Ludger Derenthal: Dada, die Toten und die Überlebenden des Ersten Weltkriegs, in: zeitenblicke 3 (2004), Nr. 1.
 

Dass die Erlebnisse und Erfahrungen des Ersten Weltkrieges von entscheidender Bedeutung für die Entstehung der dadaistischen Revolte waren, ist bekannt. Für die Angriffe auf die Grundlagen der Zivilisation, die den Krieg hervorgebracht hatte, bedienten sich die Dadaisten bei ihren Collage- und Montageverfahren der Versatzstücke des Alten, um es umso radikaler verwerfen zu können. Ob die Dadaisten neben ihrem Protest auch das Gedenken an die Opfer des Krieges in ihren Arbeiten thematisierten, ist Thema dieses Beitrags. Ist es vorstellbar, dass neben der ätzenden Kritik und der Beleidigung der bürgerlichen Gesellschaft eine wie auch immer geartete Form der trauernden Erinnerung an die Toten von ihnen beabsichtigt war? Sicherlich suchten sie dabei andere Formen der Trauer als das in ihren Augen nur verlogene Gedenken der herrschenden Schichten. Ausgewählt wurden für die Untersuchung einige der skandalträchtigsten und öffentlichkeitswirksamsten Ausstellungsbeiträge und Aktionen von Dada Berlin, Köln und Paris.

→ **Aufgabe 1**: Formatiere die Zeilen der Datensätze von der Zeile mit „data-point <box>438 919 454 935</box>“ bis zur Zeile mit „y-tick-label: 600 <box>93 25 115 40</box>“ als Markdown-Tabelle mit den Spalten „Nr.“ und „Zeile“. Leere Zeilen lässt du weg.
Die Datensätze haben mit dem Textauszug nichts zu tun.

(Datensätze zu Elementen und Koordinaten)
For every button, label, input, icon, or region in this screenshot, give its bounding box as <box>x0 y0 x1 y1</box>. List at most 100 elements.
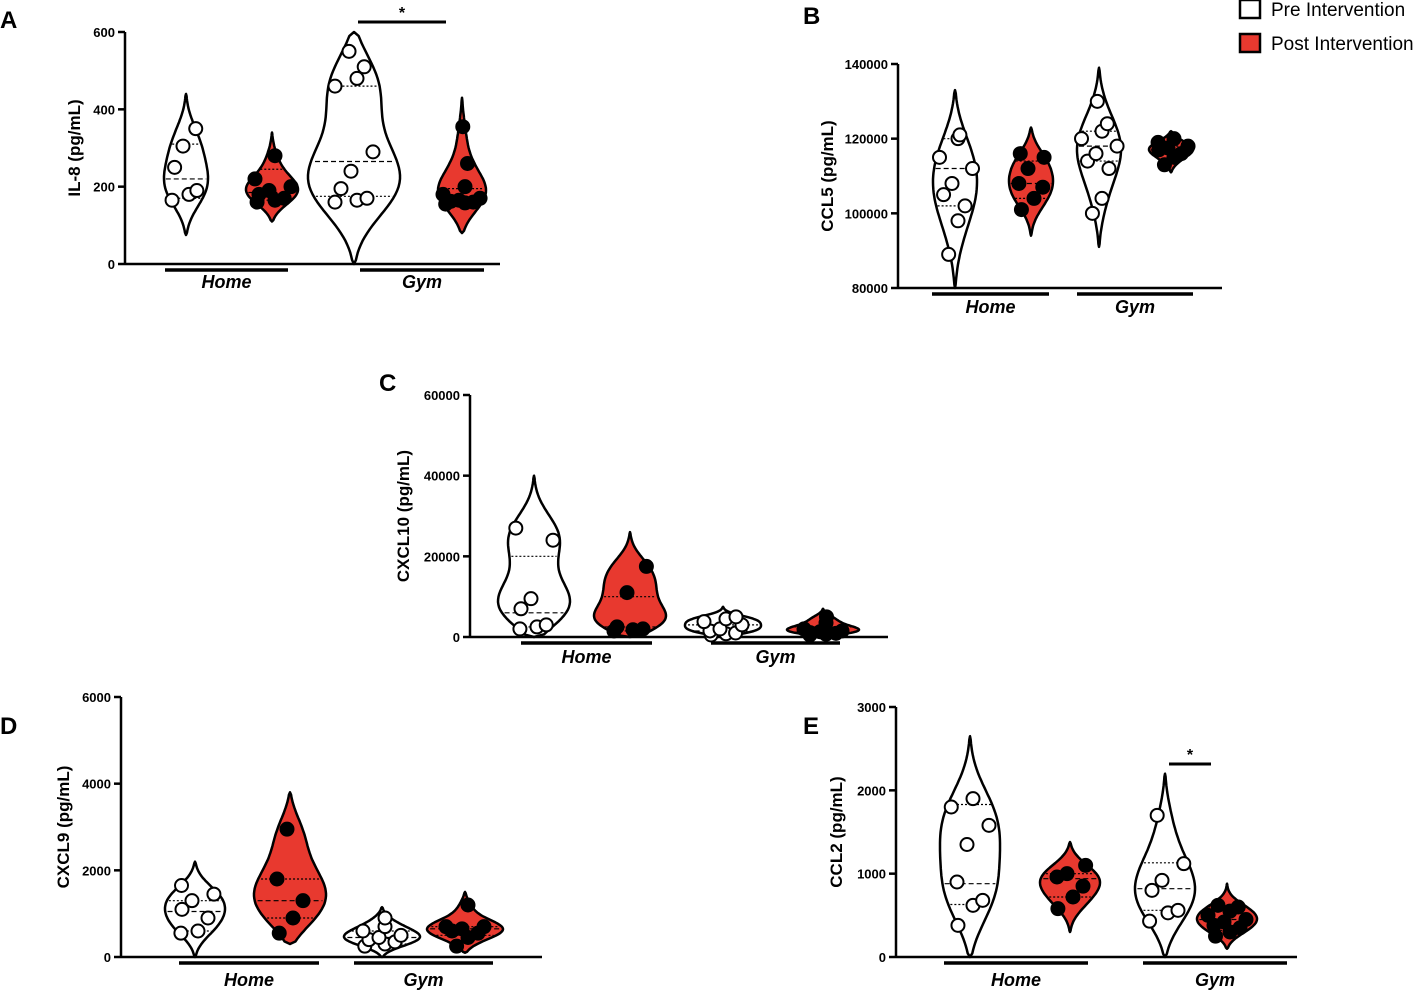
data-point <box>438 919 454 935</box>
data-point <box>460 897 476 913</box>
data-point <box>1084 205 1100 221</box>
y-tick-label: 400 <box>93 102 115 117</box>
y-tick-label: 0 <box>104 950 111 965</box>
data-point <box>941 246 957 262</box>
data-point <box>1176 856 1192 872</box>
data-point <box>189 183 205 199</box>
violin-home-pre <box>496 474 572 639</box>
data-point <box>932 149 948 165</box>
group-label: Gym <box>403 970 443 990</box>
violin-home-pre <box>938 734 1002 959</box>
violin-home-pre <box>162 92 210 237</box>
data-point <box>1238 912 1254 927</box>
data-point <box>619 585 635 601</box>
data-point <box>327 194 343 210</box>
y-tick-label: 80000 <box>852 281 888 296</box>
data-point <box>173 925 189 941</box>
data-point <box>349 70 365 86</box>
violin-shape <box>592 530 668 639</box>
data-point <box>184 893 200 909</box>
data-point <box>271 925 287 941</box>
y-tick-label: 2000 <box>857 783 886 798</box>
data-point <box>512 621 528 637</box>
data-point <box>269 871 285 887</box>
data-point <box>1035 179 1051 195</box>
data-point <box>451 192 467 208</box>
data-point <box>545 532 561 548</box>
y-tick-label: 600 <box>93 25 115 40</box>
y-tick-label: 3000 <box>857 700 886 715</box>
violin-gym-pre <box>342 905 422 959</box>
y-tick-label: 200 <box>93 180 115 195</box>
data-point <box>1020 161 1036 177</box>
data-point <box>1142 913 1158 929</box>
y-axis-label: CCL5 (pg/mL) <box>818 120 837 231</box>
data-point <box>950 917 966 933</box>
data-point <box>1075 878 1091 894</box>
y-axis-label: CXCL10 (pg/mL) <box>394 450 413 582</box>
data-point <box>460 155 476 171</box>
data-point <box>957 198 973 214</box>
data-point <box>523 591 539 607</box>
data-point <box>818 609 834 625</box>
data-point <box>1099 116 1115 132</box>
data-point <box>1154 872 1170 888</box>
group-label: Home <box>965 297 1015 317</box>
data-point <box>1210 897 1226 913</box>
data-point <box>200 910 216 926</box>
violin-home-post <box>1007 126 1055 237</box>
panel-d: D 0 2000 4000 6000 CXCL9 (pg/mL) Home Gym <box>0 690 542 990</box>
panel-e: E 0 1000 2000 3000 CCL2 (pg/mL) Home Gym * <box>803 700 1297 990</box>
data-point <box>343 163 359 179</box>
data-point <box>377 910 393 926</box>
violin-gym-post <box>435 96 488 235</box>
violin-gym-post <box>1195 882 1259 950</box>
data-point <box>943 799 959 815</box>
data-point <box>538 617 554 633</box>
data-point <box>267 148 283 164</box>
data-point <box>981 817 997 833</box>
data-point <box>1180 138 1196 154</box>
data-point <box>190 923 206 939</box>
data-point <box>1050 901 1066 917</box>
data-point <box>393 927 409 943</box>
y-tick-label: 0 <box>879 950 886 965</box>
y-tick-label: 2000 <box>82 863 111 878</box>
data-point <box>188 121 204 137</box>
y-axis-label: IL-8 (pg/mL) <box>65 99 84 196</box>
panel-c: C 0 20000 40000 60000 CXCL10 (pg/mL) Home Gym <box>379 370 888 667</box>
data-point <box>696 614 712 630</box>
data-point <box>356 59 372 75</box>
legend-swatch-post <box>1238 32 1262 54</box>
panels: A 0 200 400 600 IL-8 (pg/mL) Home Gym * B 80000 100… <box>0 3 1297 990</box>
data-point <box>1089 93 1105 109</box>
data-point <box>1011 175 1027 191</box>
data-point <box>1230 899 1246 915</box>
violin-home-pre <box>931 88 981 290</box>
y-tick-label: 20000 <box>424 549 460 564</box>
violin-gym-pre <box>683 605 763 643</box>
violin-gym-pre <box>1074 66 1125 249</box>
data-point <box>206 886 222 902</box>
y-tick-label: 140000 <box>845 57 888 72</box>
panel-a: A 0 200 400 600 IL-8 (pg/mL) Home Gym * <box>0 5 500 292</box>
data-point <box>1094 190 1110 206</box>
data-point <box>638 558 654 574</box>
data-point <box>174 878 190 893</box>
violin-shape <box>163 860 227 959</box>
data-point <box>454 921 470 937</box>
legend-label-pre: Pre Intervention <box>1271 0 1405 21</box>
data-point <box>1109 138 1125 154</box>
violin-home-post <box>252 791 328 946</box>
data-point <box>455 119 471 135</box>
data-point <box>175 138 191 154</box>
data-point <box>1200 907 1216 923</box>
data-point <box>975 892 991 908</box>
data-point <box>435 186 451 202</box>
violin-home-post <box>1038 840 1102 934</box>
data-point <box>476 919 492 935</box>
data-point <box>936 187 952 203</box>
data-point <box>1074 131 1090 147</box>
y-axis-label: CCL2 (pg/mL) <box>827 776 846 887</box>
data-point <box>174 901 190 917</box>
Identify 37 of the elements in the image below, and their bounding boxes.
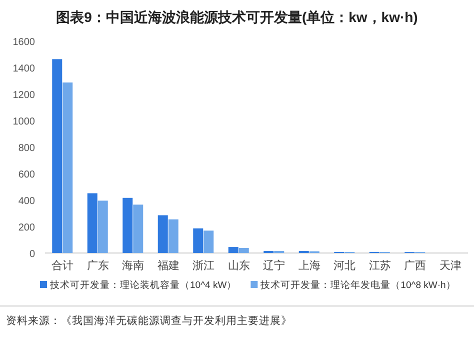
y-tick-label: 1000 — [12, 116, 36, 128]
x-tick-label: 海南 — [122, 259, 144, 272]
bar — [168, 219, 178, 253]
x-tick-label: 江苏 — [368, 259, 391, 272]
text: 资料来源：《我国海洋无碳能源调查与开发利用主要进展》 — [6, 314, 292, 327]
y-tick-label: 800 — [18, 143, 36, 154]
y-tick-label: 600 — [18, 170, 36, 180]
x-tick-label: 天津 — [439, 259, 462, 272]
legend-label: 技术可开发量：理论装机容量（10^4 kW） — [49, 279, 237, 291]
x-tick-label: 广东 — [86, 259, 109, 272]
x-tick-label: 辽宁 — [263, 259, 286, 272]
chart-title: 图表9：中国近海波浪能源技术可开发量(单位：kw，kw·h) — [56, 9, 418, 25]
y-tick-label: 1400 — [12, 64, 36, 74]
y-tick-label: 400 — [18, 196, 36, 207]
bar — [228, 247, 238, 253]
bar — [87, 193, 98, 253]
x-tick-label: 广西 — [404, 259, 426, 272]
bar — [238, 248, 249, 253]
bar — [158, 215, 168, 253]
x-tick-label: 山东 — [228, 259, 250, 272]
y-tick-label: 1600 — [12, 37, 36, 48]
y-tick-label: 1200 — [12, 90, 36, 101]
bar — [98, 200, 108, 253]
bar — [204, 230, 214, 253]
x-tick-label: 合计 — [52, 259, 74, 272]
bar — [193, 228, 204, 253]
bar — [62, 82, 73, 253]
legend-label: 技术可开发量：理论年发电量（10^8 kW·h） — [260, 279, 456, 291]
x-tick-label: 河北 — [334, 259, 356, 272]
y-tick-label: 0 — [29, 249, 36, 260]
bar — [122, 198, 133, 253]
x-tick-label: 福建 — [157, 259, 180, 272]
y-tick-label: 200 — [18, 222, 36, 234]
x-tick-label: 浙江 — [192, 259, 215, 272]
bar — [52, 59, 62, 253]
bar — [133, 204, 144, 253]
x-tick-label: 上海 — [298, 259, 320, 272]
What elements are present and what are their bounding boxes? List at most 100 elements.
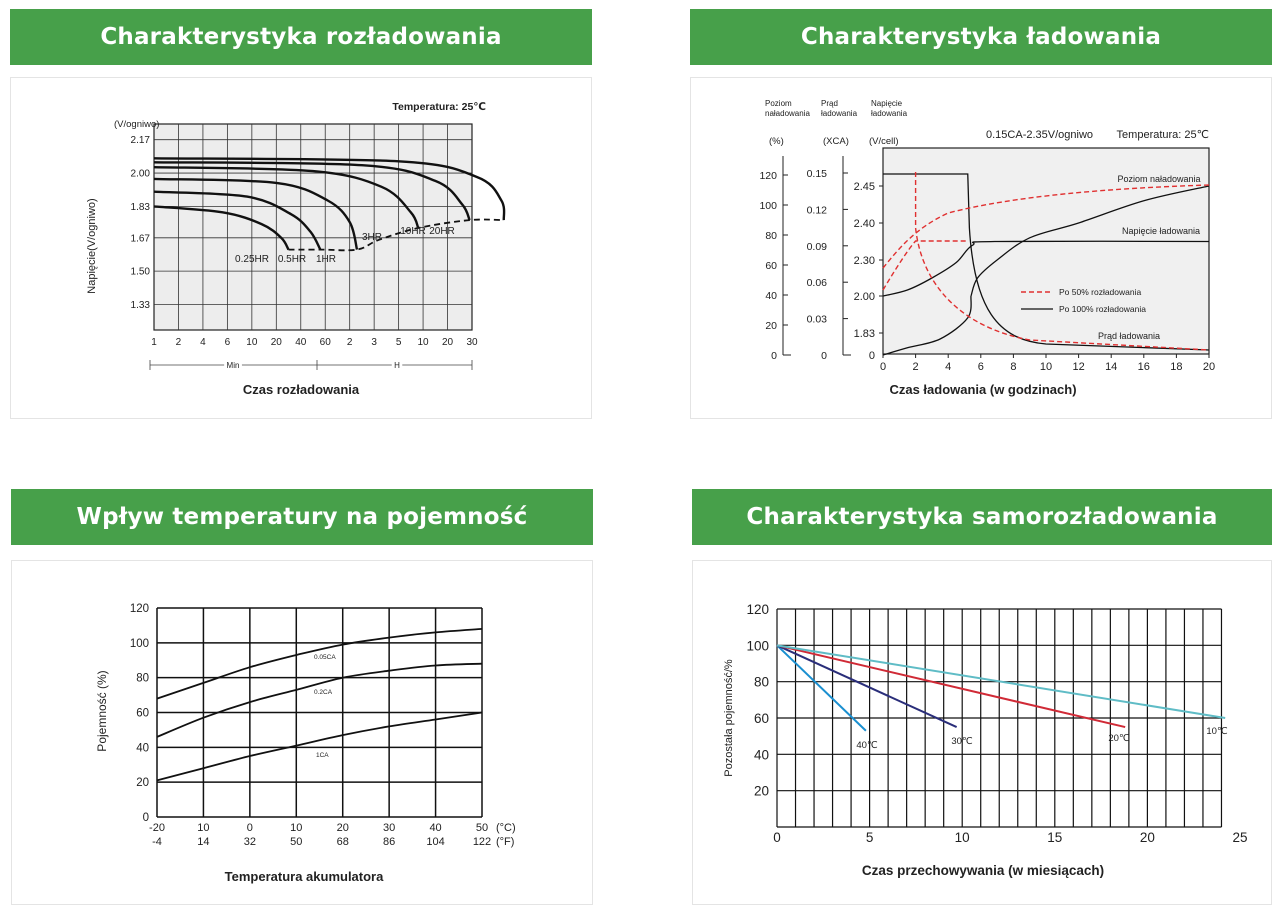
pct-tick-label: 0 — [771, 350, 777, 362]
x-tick-label: 6 — [978, 361, 984, 373]
x-tick-label: 8 — [1010, 361, 1016, 373]
plot-area — [882, 147, 1210, 355]
xca-tick-label: 0.06 — [807, 277, 828, 289]
curve-current-50 — [914, 172, 1210, 351]
curve-level-100b — [970, 185, 1210, 297]
pct-tick-label: 100 — [759, 200, 777, 212]
x-tick-label-f: 32 — [244, 836, 256, 848]
legend-label: Po 100% rozładowania — [1059, 304, 1146, 314]
axis-group-label: Prąd — [821, 99, 838, 108]
series-label: 0.05CA — [314, 654, 336, 661]
x-tick-label-f: 86 — [383, 836, 395, 848]
unit-c: (°C) — [496, 822, 516, 834]
y-tick-label: 40 — [136, 742, 149, 754]
x-tick-label-f: -4 — [152, 836, 162, 848]
x-tick-label: 2 — [913, 361, 919, 373]
axis-group-label: Poziom — [765, 99, 792, 108]
capacity-curve — [156, 628, 483, 700]
x-tick-label-f: 104 — [426, 836, 444, 848]
x-tick-label-f: 50 — [290, 836, 302, 848]
y-tick-label: 1.83 — [131, 202, 151, 213]
series-label: 30℃ — [951, 736, 973, 747]
panel-title: Charakterystyka rozładowania — [10, 9, 592, 65]
axis-group-label: naładowania — [765, 109, 810, 118]
panel-self-discharge: Charakterystyka samorozładowania 120 100 8… — [692, 489, 1272, 905]
discharge-curve — [153, 177, 359, 250]
x-tick-label-c: 20 — [337, 822, 349, 834]
y-axis-title: Pozostała pojemność/% — [723, 659, 735, 777]
y-tick-label: 0 — [143, 812, 149, 824]
discharge-curve — [153, 157, 506, 221]
x-tick-label-f: 14 — [197, 836, 209, 848]
series-label: 0.5HR — [278, 254, 306, 265]
y-tick-label: 60 — [136, 708, 149, 720]
subtitle: 0.15CA-2.35V/ogniwo — [986, 129, 1093, 141]
y-tick-label: 40 — [754, 747, 769, 762]
curve-current-100 — [883, 173, 1210, 351]
discharge-chart: 2.17 2.00 1.83 1.67 1.50 1.33 (V/ogniwo) Temper… — [86, 101, 506, 397]
x-tick-label: 10 — [955, 830, 970, 845]
x-tick-label-c: 30 — [383, 822, 395, 834]
x-tick-label: 25 — [1232, 830, 1247, 845]
x-tick-label: 5 — [396, 337, 402, 348]
x-tick-label-c: 0 — [247, 822, 253, 834]
series-label: 20℃ — [1108, 733, 1130, 744]
v-tick-label: 2.00 — [854, 291, 875, 303]
v-tick-label: 2.45 — [854, 181, 875, 193]
curve-label: Napięcie ładowania — [1122, 226, 1200, 236]
panel-title: Charakterystyka samorozładowania — [692, 489, 1272, 545]
y-tick-label: 100 — [746, 638, 769, 653]
series-label: 3HR — [362, 232, 382, 243]
y-tick-label: 2.00 — [131, 169, 151, 180]
x-tick-label: 4 — [945, 361, 951, 373]
temperature-label: Temperatura: 25℃ — [392, 101, 486, 113]
x-tick-label: 5 — [866, 830, 874, 845]
y-tick-label: 80 — [136, 673, 149, 685]
series-label: 10℃ — [1206, 726, 1228, 737]
x-tick-label-c: 10 — [290, 822, 302, 834]
y-tick-label: 1.67 — [131, 233, 151, 244]
x-tick-label: 10 — [1040, 361, 1052, 373]
y-axis-title: Napięcie(V/ogniwo) — [86, 198, 98, 293]
x-tick-label: 1 — [151, 337, 157, 348]
y-tick-label: 80 — [754, 675, 769, 690]
y-tick-label: 100 — [130, 638, 149, 650]
curve-level-100 — [882, 295, 972, 356]
series-label: 1HR — [316, 254, 336, 265]
series-label: 20HR — [429, 226, 455, 237]
x-tick-label: 60 — [320, 337, 332, 348]
x-tick-label: 16 — [1138, 361, 1150, 373]
axis-unit: (%) — [769, 136, 784, 147]
x-tick-label: 20 — [1203, 361, 1215, 373]
x-tick-label-c: 50 — [476, 822, 488, 834]
x-tick-label: 14 — [1105, 361, 1117, 373]
axis-group-label: ładowania — [821, 109, 858, 118]
series-label: 10HR — [400, 226, 426, 237]
curve-voltage-50 — [882, 240, 968, 291]
x-axis-title: Temperatura akumulatora — [225, 869, 384, 884]
x-tick-label: 15 — [1047, 830, 1062, 845]
pct-tick-label: 60 — [765, 260, 777, 272]
v-tick-label: 2.40 — [854, 218, 875, 230]
x-tick-label: 10 — [246, 337, 258, 348]
x-axis-title: Czas rozładowania — [243, 382, 360, 397]
x-axis-title: Czas przechowywania (w miesiącach) — [862, 863, 1104, 878]
x-tick-label: 20 — [271, 337, 283, 348]
x-axis-title: Czas ładowania (w godzinach) — [889, 382, 1076, 397]
series-label: 0.2CA — [314, 689, 333, 696]
x-tick-label: 12 — [1072, 361, 1084, 373]
x-tick-label: 10 — [418, 337, 430, 348]
series-label: 40℃ — [856, 740, 878, 751]
temperature-label: Temperatura: 25℃ — [1117, 129, 1209, 141]
panel-charge: Charakterystyka ładowania Poziom naładowa… — [690, 9, 1272, 419]
y-tick-label: 20 — [754, 784, 769, 799]
xca-tick-label: 0.12 — [807, 204, 828, 216]
group-label-min: Min — [227, 361, 240, 370]
axis-unit: (V/cell) — [869, 136, 899, 147]
x-tick-label: 2 — [176, 337, 182, 348]
pct-tick-label: 120 — [759, 170, 777, 182]
x-tick-label: 6 — [225, 337, 231, 348]
x-tick-label: 20 — [1140, 830, 1155, 845]
panel-temperature: Wpływ temperatury na pojemność 120 100 80 6… — [11, 489, 593, 905]
y-tick-label: 20 — [136, 777, 149, 789]
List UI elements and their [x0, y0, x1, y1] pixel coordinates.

→ **Aufgabe 2**: Aus welchen Dada-Zentren stammen laut dem Textauszug die für die Untersuchung ausgewählten Ausstellungsbeiträge und Aktionen?

→ **Vollständige Lösung 1**:
| Nr. | Zeile |
|---|---|
| 1 | data-point <box>438 919 454 935</box> |
| 2 | data-point <box>460 897 476 913</box> |
| 3 | data-point <box>1084 205 1100 221</box> |
| 4 | y-tick-label: 400 <box>93 102 115 117</box> |
| 5 | y-tick-label: 0 <box>104 950 111 965</box> |
| 6 | data-point <box>941 246 957 262</box> |
| 7 | data-point <box>1176 856 1192 872</box> |
| 8 | data-point <box>189 183 205 199</box> |
| 9 | violin-home-pre <box>496 474 572 639</box> |
| 10 | data-point <box>932 149 948 165</box> |
| 11 | group-label: Gym <box>403 970 443 990</box> |
| 12 | violin-home-pre <box>938 734 1002 959</box> |
| 13 | violin-home-pre <box>162 92 210 237</box> |
| 14 | data-point <box>1238 912 1254 927</box> |
| 15 | data-point <box>619 585 635 601</box> |
| 16 | data-point <box>327 194 343 210</box> |
| 17 | y-tick-label: 80000 <box>852 281 888 296</box> |
| 18 | data-point <box>173 925 189 941</box> |
| 19 | data-point <box>349 70 365 86</box> |
| 20 | violin-shape <box>592 530 668 639</box> |
| 21 | data-point <box>184 893 200 909</box> |
| 22 | data-point <box>271 925 287 941</box> |
| 23 | y-tick-label: 2000 <box>857 783 886 798</box> |
| 24 | data-point <box>512 621 528 637</box> |
| 25 | data-point <box>269 871 285 887</box> |
| 26 | data-point <box>1035 179 1051 195</box> |
| 27 | data-point <box>451 192 467 208</box> |
| 28 | data-point <box>545 532 561 548</box> |
| 29 | y-tick-label: 600 <box>93 25 115 40</box> |

→ **Vollständige Lösung 2**: Aus Berlin, Köln und Paris.